> [Problem to work on]: Give only the number of lines in these records that contain the word "audio".
____
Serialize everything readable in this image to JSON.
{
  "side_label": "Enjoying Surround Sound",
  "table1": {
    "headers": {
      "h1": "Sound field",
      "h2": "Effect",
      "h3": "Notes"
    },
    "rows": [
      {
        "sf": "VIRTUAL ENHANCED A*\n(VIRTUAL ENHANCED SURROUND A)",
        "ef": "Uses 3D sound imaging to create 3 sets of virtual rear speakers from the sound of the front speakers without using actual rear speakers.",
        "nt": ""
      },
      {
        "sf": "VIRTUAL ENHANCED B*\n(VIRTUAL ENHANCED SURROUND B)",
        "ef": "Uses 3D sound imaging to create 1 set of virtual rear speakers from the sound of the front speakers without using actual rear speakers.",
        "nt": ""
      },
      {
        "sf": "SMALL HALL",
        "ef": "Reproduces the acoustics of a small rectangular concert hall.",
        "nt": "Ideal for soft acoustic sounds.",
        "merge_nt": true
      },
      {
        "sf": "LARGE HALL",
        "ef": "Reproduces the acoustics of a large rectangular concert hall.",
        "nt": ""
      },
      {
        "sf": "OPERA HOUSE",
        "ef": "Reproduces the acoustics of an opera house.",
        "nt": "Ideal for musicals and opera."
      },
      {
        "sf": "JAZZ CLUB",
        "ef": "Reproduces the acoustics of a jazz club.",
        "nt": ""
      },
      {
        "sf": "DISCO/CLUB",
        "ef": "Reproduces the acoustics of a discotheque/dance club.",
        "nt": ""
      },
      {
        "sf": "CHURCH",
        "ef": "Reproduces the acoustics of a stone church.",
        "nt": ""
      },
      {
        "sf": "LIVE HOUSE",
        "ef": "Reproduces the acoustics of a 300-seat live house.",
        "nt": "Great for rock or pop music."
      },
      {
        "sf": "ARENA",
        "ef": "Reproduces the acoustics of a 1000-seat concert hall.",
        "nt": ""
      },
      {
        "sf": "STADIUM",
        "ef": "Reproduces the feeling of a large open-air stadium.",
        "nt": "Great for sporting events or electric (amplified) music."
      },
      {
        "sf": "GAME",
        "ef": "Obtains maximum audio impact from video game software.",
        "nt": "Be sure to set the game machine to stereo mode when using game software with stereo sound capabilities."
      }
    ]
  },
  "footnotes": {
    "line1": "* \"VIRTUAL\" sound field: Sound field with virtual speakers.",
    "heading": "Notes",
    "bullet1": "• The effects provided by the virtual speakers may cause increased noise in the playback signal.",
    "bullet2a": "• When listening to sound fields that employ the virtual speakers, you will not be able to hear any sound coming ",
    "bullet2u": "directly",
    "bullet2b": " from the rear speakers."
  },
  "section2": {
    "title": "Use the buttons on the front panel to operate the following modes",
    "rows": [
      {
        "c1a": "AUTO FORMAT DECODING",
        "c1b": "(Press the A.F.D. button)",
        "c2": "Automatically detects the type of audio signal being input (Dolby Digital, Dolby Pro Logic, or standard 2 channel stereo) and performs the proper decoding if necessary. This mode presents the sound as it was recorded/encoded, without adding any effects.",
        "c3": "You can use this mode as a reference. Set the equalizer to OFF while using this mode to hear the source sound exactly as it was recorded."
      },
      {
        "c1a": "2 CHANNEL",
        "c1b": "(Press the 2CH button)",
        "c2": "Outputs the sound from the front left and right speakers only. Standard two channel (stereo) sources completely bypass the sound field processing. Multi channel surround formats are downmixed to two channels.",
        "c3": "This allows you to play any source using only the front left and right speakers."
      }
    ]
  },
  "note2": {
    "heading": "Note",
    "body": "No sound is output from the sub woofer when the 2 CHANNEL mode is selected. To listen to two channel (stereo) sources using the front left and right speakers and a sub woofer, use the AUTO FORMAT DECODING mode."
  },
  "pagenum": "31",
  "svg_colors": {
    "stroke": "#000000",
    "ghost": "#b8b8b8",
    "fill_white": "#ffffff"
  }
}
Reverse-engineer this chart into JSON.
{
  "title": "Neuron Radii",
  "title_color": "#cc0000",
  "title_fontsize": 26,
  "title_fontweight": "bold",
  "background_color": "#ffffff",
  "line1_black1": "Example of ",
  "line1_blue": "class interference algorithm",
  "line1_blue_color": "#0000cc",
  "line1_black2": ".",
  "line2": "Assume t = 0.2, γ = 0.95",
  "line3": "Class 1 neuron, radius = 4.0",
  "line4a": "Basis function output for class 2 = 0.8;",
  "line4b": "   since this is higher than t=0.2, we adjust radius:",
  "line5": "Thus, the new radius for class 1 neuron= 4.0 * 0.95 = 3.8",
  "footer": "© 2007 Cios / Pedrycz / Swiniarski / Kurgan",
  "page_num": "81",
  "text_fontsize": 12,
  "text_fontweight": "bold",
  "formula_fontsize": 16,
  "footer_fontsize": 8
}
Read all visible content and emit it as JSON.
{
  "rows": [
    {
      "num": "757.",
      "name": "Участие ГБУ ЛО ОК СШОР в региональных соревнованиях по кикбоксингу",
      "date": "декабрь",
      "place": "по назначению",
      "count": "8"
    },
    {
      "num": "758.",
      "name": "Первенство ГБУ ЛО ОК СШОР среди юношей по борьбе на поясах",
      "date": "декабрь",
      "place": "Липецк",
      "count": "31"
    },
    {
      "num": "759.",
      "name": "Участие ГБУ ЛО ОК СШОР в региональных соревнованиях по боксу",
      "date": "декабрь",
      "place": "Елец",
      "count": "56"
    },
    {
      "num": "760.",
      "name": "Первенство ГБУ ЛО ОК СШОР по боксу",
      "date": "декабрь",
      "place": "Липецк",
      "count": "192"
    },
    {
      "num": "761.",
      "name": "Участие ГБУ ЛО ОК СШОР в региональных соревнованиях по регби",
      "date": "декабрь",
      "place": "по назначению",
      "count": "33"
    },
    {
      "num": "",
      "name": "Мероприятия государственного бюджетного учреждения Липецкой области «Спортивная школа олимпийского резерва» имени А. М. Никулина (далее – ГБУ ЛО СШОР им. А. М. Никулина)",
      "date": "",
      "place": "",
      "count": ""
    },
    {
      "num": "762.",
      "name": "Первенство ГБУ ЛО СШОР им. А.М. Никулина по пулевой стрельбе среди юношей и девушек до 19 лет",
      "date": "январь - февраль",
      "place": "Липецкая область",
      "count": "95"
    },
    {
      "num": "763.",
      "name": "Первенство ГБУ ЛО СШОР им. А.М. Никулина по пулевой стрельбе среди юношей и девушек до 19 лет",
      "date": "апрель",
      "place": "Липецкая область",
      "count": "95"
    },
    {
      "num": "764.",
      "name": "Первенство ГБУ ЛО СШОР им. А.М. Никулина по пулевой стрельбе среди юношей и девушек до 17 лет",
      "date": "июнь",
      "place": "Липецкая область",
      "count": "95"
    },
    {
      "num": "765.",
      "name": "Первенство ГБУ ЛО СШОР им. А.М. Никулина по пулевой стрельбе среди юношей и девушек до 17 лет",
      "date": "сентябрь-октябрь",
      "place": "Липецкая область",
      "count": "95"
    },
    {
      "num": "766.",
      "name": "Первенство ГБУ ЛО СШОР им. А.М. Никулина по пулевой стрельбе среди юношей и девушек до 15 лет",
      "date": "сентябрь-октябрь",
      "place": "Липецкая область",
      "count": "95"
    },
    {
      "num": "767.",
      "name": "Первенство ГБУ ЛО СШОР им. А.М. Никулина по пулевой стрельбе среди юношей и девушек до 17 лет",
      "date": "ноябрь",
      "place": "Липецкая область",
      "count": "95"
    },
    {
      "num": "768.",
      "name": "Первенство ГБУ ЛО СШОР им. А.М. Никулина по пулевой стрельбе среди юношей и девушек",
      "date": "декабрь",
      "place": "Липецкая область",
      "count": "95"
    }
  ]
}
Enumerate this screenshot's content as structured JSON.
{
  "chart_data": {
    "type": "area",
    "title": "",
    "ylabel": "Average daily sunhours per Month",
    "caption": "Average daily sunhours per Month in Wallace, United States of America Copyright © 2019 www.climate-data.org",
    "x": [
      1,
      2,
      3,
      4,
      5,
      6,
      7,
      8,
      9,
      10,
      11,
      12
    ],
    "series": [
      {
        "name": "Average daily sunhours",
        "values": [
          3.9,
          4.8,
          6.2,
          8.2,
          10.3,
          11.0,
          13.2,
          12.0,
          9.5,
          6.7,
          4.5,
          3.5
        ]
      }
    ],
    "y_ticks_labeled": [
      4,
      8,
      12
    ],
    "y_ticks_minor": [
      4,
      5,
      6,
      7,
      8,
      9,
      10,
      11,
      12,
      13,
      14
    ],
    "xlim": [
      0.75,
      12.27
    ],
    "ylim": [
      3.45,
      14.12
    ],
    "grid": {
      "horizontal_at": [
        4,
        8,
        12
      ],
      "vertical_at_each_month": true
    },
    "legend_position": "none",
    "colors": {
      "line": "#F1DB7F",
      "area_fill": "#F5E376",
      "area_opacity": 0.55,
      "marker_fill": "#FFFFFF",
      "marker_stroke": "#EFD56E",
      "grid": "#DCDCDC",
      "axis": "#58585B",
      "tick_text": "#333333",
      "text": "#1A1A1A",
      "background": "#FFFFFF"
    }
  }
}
____
> [Task result]: 2